--- start of DATASET CONTENT ---

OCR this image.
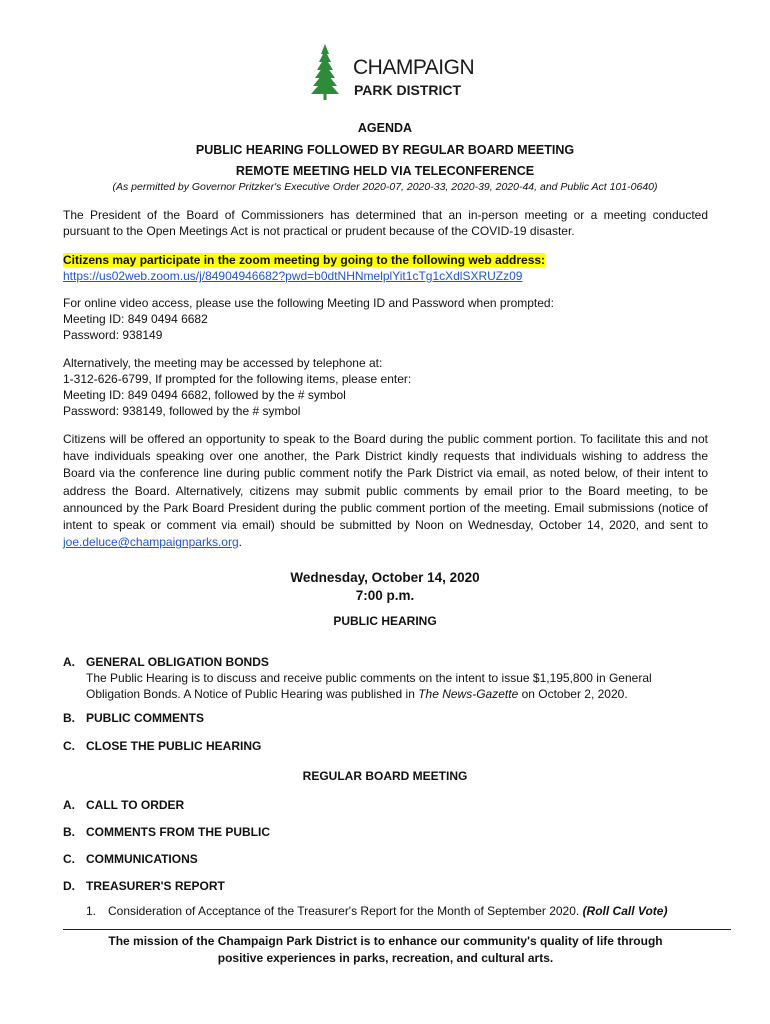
CHAMPAIGN
PARK DISTRICT
AGENDA
PUBLIC HEARING FOLLOWED BY REGULAR BOARD MEETING
REMOTE MEETING HELD VIA TELECONFERENCE
(As permitted by Governor Pritzker's Executive Order 2020-07, 2020-33, 2020-39, 2020-44, and Public Act 101-0640)
The President of the Board of Commissioners has determined that an in-person meeting or a meeting conducted pursuant to the Open Meetings Act is not practical or prudent because of the COVID-19 disaster.
Citizens may participate in the zoom meeting by going to the following web address:
https://us02web.zoom.us/j/84904946682?pwd=b0dtNHNmelplYit1cTg1cXdlSXRUZz09
For online video access, please use the following Meeting ID and Password when prompted:
Meeting ID: 849 0494 6682
Password: 938149
Alternatively, the meeting may be accessed by telephone at:
1-312-626-6799, If prompted for the following items, please enter:
Meeting ID: 849 0494 6682, followed by the # symbol
Password: 938149, followed by the # symbol
Citizens will be offered an opportunity to speak to the Board during the public comment portion. To facilitate this and not have individuals speaking over one another, the Park District kindly requests that individuals wishing to address the Board via the conference line during public comment notify the Park District via email, as noted below, of their intent to address the Board. Alternatively, citizens may submit public comments by email prior to the Board meeting, to be announced by the Park Board President during the public comment portion of the meeting. Email submissions (notice of intent to speak or comment via email) should be submitted by Noon on Wednesday, October 14, 2020, and sent to joe.deluce@champaignparks.org.
Wednesday, October 14, 2020
7:00 p.m.
PUBLIC HEARING
A. GENERAL OBLIGATION BONDS
The Public Hearing is to discuss and receive public comments on the intent to issue $1,195,800 in General Obligation Bonds. A Notice of Public Hearing was published in The News-Gazette on October 2, 2020.
B. PUBLIC COMMENTS
C. CLOSE THE PUBLIC HEARING
REGULAR BOARD MEETING
A. CALL TO ORDER
B. COMMENTS FROM THE PUBLIC
C. COMMUNICATIONS
D. TREASURER'S REPORT
1. Consideration of Acceptance of the Treasurer's Report for the Month of September 2020. (Roll Call Vote)
The mission of the Champaign Park District is to enhance our community's quality of life through
positive experiences in parks, recreation, and cultural arts.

--- end of DATASET CONTENT ---

-- WHAT YOU NEED TO DO --
Copy all lines from the data that hold the word "Citizens".

-- TASK SOLUTION --
Citizens may participate in the zoom meeting by going to the following web address:
Citizens will be offered an opportunity to speak to the Board during the public comment portion. To facilitate this and not have individuals speaking over one another, the Park District kindly requests that individuals wishing to address the Board via the conference line during public comment notify the Park District via email, as noted below, of their intent to address the Board. Alternatively, citizens may submit public comments by email prior to the Board meeting, to be announced by the Park Board President during the public comment portion of the meeting. Email submissions (notice of intent to speak or comment via email) should be submitted by Noon on Wednesday, October 14, 2020, and sent to joe.deluce@champaignparks.org.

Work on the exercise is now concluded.